THE TASK >> The entries below are to be repeated exactly as they stand.

PROVIDED ENTRIES >>

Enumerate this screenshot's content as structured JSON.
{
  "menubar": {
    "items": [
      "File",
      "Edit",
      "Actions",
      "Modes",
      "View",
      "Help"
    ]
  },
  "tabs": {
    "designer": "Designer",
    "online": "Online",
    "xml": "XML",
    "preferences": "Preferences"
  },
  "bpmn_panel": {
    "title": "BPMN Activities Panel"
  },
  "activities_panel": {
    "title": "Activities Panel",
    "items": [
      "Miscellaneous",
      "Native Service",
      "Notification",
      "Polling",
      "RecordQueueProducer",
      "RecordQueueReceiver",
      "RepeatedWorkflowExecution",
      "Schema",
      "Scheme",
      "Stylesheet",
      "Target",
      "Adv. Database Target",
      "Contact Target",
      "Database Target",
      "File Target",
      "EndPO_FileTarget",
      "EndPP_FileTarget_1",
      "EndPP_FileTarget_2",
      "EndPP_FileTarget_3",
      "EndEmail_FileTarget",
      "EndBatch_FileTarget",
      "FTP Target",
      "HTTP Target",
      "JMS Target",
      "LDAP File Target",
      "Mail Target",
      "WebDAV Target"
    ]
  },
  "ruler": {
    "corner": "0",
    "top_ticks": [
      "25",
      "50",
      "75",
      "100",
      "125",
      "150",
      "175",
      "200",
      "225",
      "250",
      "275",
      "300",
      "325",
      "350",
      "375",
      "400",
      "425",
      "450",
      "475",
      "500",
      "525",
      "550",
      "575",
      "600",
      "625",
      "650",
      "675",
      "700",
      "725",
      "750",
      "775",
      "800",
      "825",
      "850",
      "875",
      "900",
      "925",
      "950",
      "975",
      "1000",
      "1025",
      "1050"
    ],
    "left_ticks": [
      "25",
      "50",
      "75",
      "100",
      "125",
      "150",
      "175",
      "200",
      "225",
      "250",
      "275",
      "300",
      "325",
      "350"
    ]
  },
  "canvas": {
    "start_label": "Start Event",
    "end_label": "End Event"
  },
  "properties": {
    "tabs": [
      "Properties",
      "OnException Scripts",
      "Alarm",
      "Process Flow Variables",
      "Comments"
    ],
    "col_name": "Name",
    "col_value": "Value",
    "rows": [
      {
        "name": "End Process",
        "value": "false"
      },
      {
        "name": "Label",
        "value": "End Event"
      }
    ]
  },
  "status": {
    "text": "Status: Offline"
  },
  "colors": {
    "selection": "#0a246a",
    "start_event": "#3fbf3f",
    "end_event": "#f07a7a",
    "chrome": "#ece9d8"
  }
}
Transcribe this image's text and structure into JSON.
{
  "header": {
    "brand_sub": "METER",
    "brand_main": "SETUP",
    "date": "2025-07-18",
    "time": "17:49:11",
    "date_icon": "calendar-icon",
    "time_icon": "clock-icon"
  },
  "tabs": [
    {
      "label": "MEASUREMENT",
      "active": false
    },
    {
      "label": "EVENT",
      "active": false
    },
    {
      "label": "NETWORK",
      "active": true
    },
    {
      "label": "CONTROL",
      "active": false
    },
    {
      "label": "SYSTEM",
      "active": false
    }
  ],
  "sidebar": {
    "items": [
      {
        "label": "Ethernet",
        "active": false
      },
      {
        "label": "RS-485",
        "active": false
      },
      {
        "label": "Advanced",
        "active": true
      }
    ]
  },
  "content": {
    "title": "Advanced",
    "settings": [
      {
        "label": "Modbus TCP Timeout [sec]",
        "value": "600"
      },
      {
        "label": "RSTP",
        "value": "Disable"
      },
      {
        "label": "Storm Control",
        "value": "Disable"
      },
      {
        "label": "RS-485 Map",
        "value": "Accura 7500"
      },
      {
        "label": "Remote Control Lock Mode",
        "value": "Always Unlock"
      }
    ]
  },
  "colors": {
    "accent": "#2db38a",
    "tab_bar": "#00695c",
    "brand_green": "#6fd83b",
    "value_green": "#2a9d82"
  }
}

OUTPUT OF THE EXERCISE >>
Enumerate this screenshot's content as structured JSON.
{
  "menubar": {
    "items": [
      "File",
      "Edit",
      "Actions",
      "Modes",
      "View",
      "Help"
    ]
  },
  "tabs": {
    "designer": "Designer",
    "online": "Online",
    "xml": "XML",
    "preferences": "Preferences"
  },
  "bpmn_panel": {
    "title": "BPMN Activities Panel"
  },
  "activities_panel": {
    "title": "Activities Panel",
    "items": [
      "Miscellaneous",
      "Native Service",
      "Notification",
      "Polling",
      "RecordQueueProducer",
      "RecordQueueReceiver",
      "RepeatedWorkflowExecution",
      "Schema",
      "Scheme",
      "Stylesheet",
      "Target",
      "Adv. Database Target",
      "Contact Target",
      "Database Target",
      "File Target",
      "EndPO_FileTarget",
      "EndPP_FileTarget_1",
      "EndPP_FileTarget_2",
      "EndPP_FileTarget_3",
      "EndEmail_FileTarget",
      "EndBatch_FileTarget",
      "FTP Target",
      "HTTP Target",
      "JMS Target",
      "LDAP File Target",
      "Mail Target",
      "WebDAV Target"
    ]
  },
  "ruler": {
    "corner": "0",
    "top_ticks": [
      "25",
      "50",
      "75",
      "100",
      "125",
      "150",
      "175",
      "200",
      "225",
      "250",
      "275",
      "300",
      "325",
      "350",
      "375",
      "400",
      "425",
      "450",
      "475",
      "500",
      "525",
      "550",
      "575",
      "600",
      "625",
      "650",
      "675",
      "700",
      "725",
      "750",
      "775",
      "800",
      "825",
      "850",
      "875",
      "900",
      "925",
      "950",
      "975",
      "1000",
      "1025",
      "1050"
    ],
    "left_ticks": [
      "25",
      "50",
      "75",
      "100",
      "125",
      "150",
      "175",
      "200",
      "225",
      "250",
      "275",
      "300",
      "325",
      "350"
    ]
  },
  "canvas": {
    "start_label": "Start Event",
    "end_label": "End Event"
  },
  "properties": {
    "tabs": [
      "Properties",
      "OnException Scripts",
      "Alarm",
      "Process Flow Variables",
      "Comments"
    ],
    "col_name": "Name",
    "col_value": "Value",
    "rows": [
      {
        "name": "End Process",
        "value": "false"
      },
      {
        "name": "Label",
        "value": "End Event"
      }
    ]
  },
  "status": {
    "text": "Status: Offline"
  },
  "colors": {
    "selection": "#0a246a",
    "start_event": "#3fbf3f",
    "end_event": "#f07a7a",
    "chrome": "#ece9d8"
  }
}
Transcribe this image's text and structure into JSON.
{
  "header": {
    "brand_sub": "METER",
    "brand_main": "SETUP",
    "date": "2025-07-18",
    "time": "17:49:11",
    "date_icon": "calendar-icon",
    "time_icon": "clock-icon"
  },
  "tabs": [
    {
      "label": "MEASUREMENT",
      "active": false
    },
    {
      "label": "EVENT",
      "active": false
    },
    {
      "label": "NETWORK",
      "active": true
    },
    {
      "label": "CONTROL",
      "active": false
    },
    {
      "label": "SYSTEM",
      "active": false
    }
  ],
  "sidebar": {
    "items": [
      {
        "label": "Ethernet",
        "active": false
      },
      {
        "label": "RS-485",
        "active": false
      },
      {
        "label": "Advanced",
        "active": true
      }
    ]
  },
  "content": {
    "title": "Advanced",
    "settings": [
      {
        "label": "Modbus TCP Timeout [sec]",
        "value": "600"
      },
      {
        "label": "RSTP",
        "value": "Disable"
      },
      {
        "label": "Storm Control",
        "value": "Disable"
      },
      {
        "label": "RS-485 Map",
        "value": "Accura 7500"
      },
      {
        "label": "Remote Control Lock Mode",
        "value": "Always Unlock"
      }
    ]
  },
  "colors": {
    "accent": "#2db38a",
    "tab_bar": "#00695c",
    "brand_green": "#6fd83b",
    "value_green": "#2a9d82"
  }
}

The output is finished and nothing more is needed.